(Extracted data entries)
--------------------------------
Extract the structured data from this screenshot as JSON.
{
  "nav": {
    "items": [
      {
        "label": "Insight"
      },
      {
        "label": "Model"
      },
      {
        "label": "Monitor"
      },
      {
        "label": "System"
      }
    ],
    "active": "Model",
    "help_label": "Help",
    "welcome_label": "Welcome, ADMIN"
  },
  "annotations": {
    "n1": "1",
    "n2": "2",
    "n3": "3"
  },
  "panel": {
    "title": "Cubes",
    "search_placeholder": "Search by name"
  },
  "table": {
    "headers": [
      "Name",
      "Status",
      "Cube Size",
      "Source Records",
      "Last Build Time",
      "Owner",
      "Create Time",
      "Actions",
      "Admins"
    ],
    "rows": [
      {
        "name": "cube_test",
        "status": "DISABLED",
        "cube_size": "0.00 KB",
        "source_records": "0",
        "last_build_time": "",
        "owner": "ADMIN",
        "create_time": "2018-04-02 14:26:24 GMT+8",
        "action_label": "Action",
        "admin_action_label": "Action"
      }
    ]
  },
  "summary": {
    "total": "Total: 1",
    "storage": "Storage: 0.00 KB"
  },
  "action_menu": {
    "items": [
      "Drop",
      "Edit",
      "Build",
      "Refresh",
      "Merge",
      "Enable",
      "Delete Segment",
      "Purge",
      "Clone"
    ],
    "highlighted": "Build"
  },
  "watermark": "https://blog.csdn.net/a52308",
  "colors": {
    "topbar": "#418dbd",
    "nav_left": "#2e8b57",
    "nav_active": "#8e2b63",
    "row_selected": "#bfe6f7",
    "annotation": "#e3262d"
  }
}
--------------------------------
AIM OF THE EXERCISE:
Retype every record above exactly as written.

WRITTEN ANSWER:
Extract the structured data from this screenshot as JSON.
{
  "nav": {
    "items": [
      {
        "label": "Insight"
      },
      {
        "label": "Model"
      },
      {
        "label": "Monitor"
      },
      {
        "label": "System"
      }
    ],
    "active": "Model",
    "help_label": "Help",
    "welcome_label": "Welcome, ADMIN"
  },
  "annotations": {
    "n1": "1",
    "n2": "2",
    "n3": "3"
  },
  "panel": {
    "title": "Cubes",
    "search_placeholder": "Search by name"
  },
  "table": {
    "headers": [
      "Name",
      "Status",
      "Cube Size",
      "Source Records",
      "Last Build Time",
      "Owner",
      "Create Time",
      "Actions",
      "Admins"
    ],
    "rows": [
      {
        "name": "cube_test",
        "status": "DISABLED",
        "cube_size": "0.00 KB",
        "source_records": "0",
        "last_build_time": "",
        "owner": "ADMIN",
        "create_time": "2018-04-02 14:26:24 GMT+8",
        "action_label": "Action",
        "admin_action_label": "Action"
      }
    ]
  },
  "summary": {
    "total": "Total: 1",
    "storage": "Storage: 0.00 KB"
  },
  "action_menu": {
    "items": [
      "Drop",
      "Edit",
      "Build",
      "Refresh",
      "Merge",
      "Enable",
      "Delete Segment",
      "Purge",
      "Clone"
    ],
    "highlighted": "Build"
  },
  "watermark": "https://blog.csdn.net/a52308",
  "colors": {
    "topbar": "#418dbd",
    "nav_left": "#2e8b57",
    "nav_active": "#8e2b63",
    "row_selected": "#bfe6f7",
    "annotation": "#e3262d"
  }
}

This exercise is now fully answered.